Word for word, restate every line of the listing that follows.
## begin Records to use
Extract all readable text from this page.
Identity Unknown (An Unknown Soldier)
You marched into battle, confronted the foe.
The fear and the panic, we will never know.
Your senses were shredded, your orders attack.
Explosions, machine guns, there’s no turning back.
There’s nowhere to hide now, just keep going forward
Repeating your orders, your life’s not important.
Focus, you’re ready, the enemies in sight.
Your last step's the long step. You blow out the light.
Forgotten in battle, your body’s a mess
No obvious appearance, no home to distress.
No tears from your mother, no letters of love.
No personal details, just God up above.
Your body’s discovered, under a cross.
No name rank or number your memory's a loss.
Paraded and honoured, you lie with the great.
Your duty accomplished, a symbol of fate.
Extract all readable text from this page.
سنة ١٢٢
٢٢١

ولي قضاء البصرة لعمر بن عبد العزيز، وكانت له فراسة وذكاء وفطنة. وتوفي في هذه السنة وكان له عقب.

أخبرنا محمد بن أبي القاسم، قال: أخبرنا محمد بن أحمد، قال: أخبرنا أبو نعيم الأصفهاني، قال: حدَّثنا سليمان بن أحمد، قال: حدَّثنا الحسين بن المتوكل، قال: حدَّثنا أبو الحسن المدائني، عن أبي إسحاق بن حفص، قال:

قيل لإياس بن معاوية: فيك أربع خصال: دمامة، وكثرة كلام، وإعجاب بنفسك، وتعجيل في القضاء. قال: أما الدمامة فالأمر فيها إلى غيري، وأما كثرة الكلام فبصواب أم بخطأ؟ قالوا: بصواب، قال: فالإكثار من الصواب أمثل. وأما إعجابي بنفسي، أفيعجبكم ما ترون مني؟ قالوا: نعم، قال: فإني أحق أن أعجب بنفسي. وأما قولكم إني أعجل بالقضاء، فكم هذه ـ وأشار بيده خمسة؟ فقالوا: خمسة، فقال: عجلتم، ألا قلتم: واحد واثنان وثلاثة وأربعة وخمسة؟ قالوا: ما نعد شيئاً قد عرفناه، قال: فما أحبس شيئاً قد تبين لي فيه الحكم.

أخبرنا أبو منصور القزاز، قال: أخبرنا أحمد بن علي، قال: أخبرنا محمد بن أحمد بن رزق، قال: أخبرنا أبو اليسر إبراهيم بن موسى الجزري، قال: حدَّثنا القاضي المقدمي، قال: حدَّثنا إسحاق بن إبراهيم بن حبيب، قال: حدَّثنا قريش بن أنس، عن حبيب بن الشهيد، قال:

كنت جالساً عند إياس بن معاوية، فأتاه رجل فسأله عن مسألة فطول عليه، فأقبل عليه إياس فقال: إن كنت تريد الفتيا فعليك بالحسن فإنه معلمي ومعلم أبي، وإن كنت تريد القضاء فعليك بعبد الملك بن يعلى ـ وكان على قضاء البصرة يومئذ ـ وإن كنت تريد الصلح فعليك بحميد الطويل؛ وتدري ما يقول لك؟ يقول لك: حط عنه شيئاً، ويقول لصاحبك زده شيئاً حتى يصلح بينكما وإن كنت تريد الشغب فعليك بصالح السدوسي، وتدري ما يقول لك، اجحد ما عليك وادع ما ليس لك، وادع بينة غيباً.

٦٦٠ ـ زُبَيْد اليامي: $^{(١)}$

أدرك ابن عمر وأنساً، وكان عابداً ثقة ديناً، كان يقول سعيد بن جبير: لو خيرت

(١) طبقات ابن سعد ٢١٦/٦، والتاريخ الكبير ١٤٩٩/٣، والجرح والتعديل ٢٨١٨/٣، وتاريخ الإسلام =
## end Records to use
**Answer to this task:**
Extract all readable text from this page.
Identity Unknown (An Unknown Soldier)
You marched into battle, confronted the foe.
The fear and the panic, we will never know.
Your senses were shredded, your orders attack.
Explosions, machine guns, there’s no turning back.
There’s nowhere to hide now, just keep going forward
Repeating your orders, your life’s not important.
Focus, you’re ready, the enemies in sight.
Your last step's the long step. You blow out the light.
Forgotten in battle, your body’s a mess
No obvious appearance, no home to distress.
No tears from your mother, no letters of love.
No personal details, just God up above.
Your body’s discovered, under a cross.
No name rank or number your memory's a loss.
Paraded and honoured, you lie with the great.
Your duty accomplished, a symbol of fate.
Extract all readable text from this page.
سنة ١٢٢
٢٢١

ولي قضاء البصرة لعمر بن عبد العزيز، وكانت له فراسة وذكاء وفطنة. وتوفي في هذه السنة وكان له عقب.

أخبرنا محمد بن أبي القاسم، قال: أخبرنا محمد بن أحمد، قال: أخبرنا أبو نعيم الأصفهاني، قال: حدَّثنا سليمان بن أحمد، قال: حدَّثنا الحسين بن المتوكل، قال: حدَّثنا أبو الحسن المدائني، عن أبي إسحاق بن حفص، قال:

قيل لإياس بن معاوية: فيك أربع خصال: دمامة، وكثرة كلام، وإعجاب بنفسك، وتعجيل في القضاء. قال: أما الدمامة فالأمر فيها إلى غيري، وأما كثرة الكلام فبصواب أم بخطأ؟ قالوا: بصواب، قال: فالإكثار من الصواب أمثل. وأما إعجابي بنفسي، أفيعجبكم ما ترون مني؟ قالوا: نعم، قال: فإني أحق أن أعجب بنفسي. وأما قولكم إني أعجل بالقضاء، فكم هذه ـ وأشار بيده خمسة؟ فقالوا: خمسة، فقال: عجلتم، ألا قلتم: واحد واثنان وثلاثة وأربعة وخمسة؟ قالوا: ما نعد شيئاً قد عرفناه، قال: فما أحبس شيئاً قد تبين لي فيه الحكم.

أخبرنا أبو منصور القزاز، قال: أخبرنا أحمد بن علي، قال: أخبرنا محمد بن أحمد بن رزق، قال: أخبرنا أبو اليسر إبراهيم بن موسى الجزري، قال: حدَّثنا القاضي المقدمي، قال: حدَّثنا إسحاق بن إبراهيم بن حبيب، قال: حدَّثنا قريش بن أنس، عن حبيب بن الشهيد، قال:

كنت جالساً عند إياس بن معاوية، فأتاه رجل فسأله عن مسألة فطول عليه، فأقبل عليه إياس فقال: إن كنت تريد الفتيا فعليك بالحسن فإنه معلمي ومعلم أبي، وإن كنت تريد القضاء فعليك بعبد الملك بن يعلى ـ وكان على قضاء البصرة يومئذ ـ وإن كنت تريد الصلح فعليك بحميد الطويل؛ وتدري ما يقول لك؟ يقول لك: حط عنه شيئاً، ويقول لصاحبك زده شيئاً حتى يصلح بينكما وإن كنت تريد الشغب فعليك بصالح السدوسي، وتدري ما يقول لك، اجحد ما عليك وادع ما ليس لك، وادع بينة غيباً.

٦٦٠ ـ زُبَيْد اليامي: $^{(١)}$

أدرك ابن عمر وأنساً، وكان عابداً ثقة ديناً، كان يقول سعيد بن جبير: لو خيرت

(١) طبقات ابن سعد ٢١٦/٦، والتاريخ الكبير ١٤٩٩/٣، والجرح والتعديل ٢٨١٨/٣، وتاريخ الإسلام =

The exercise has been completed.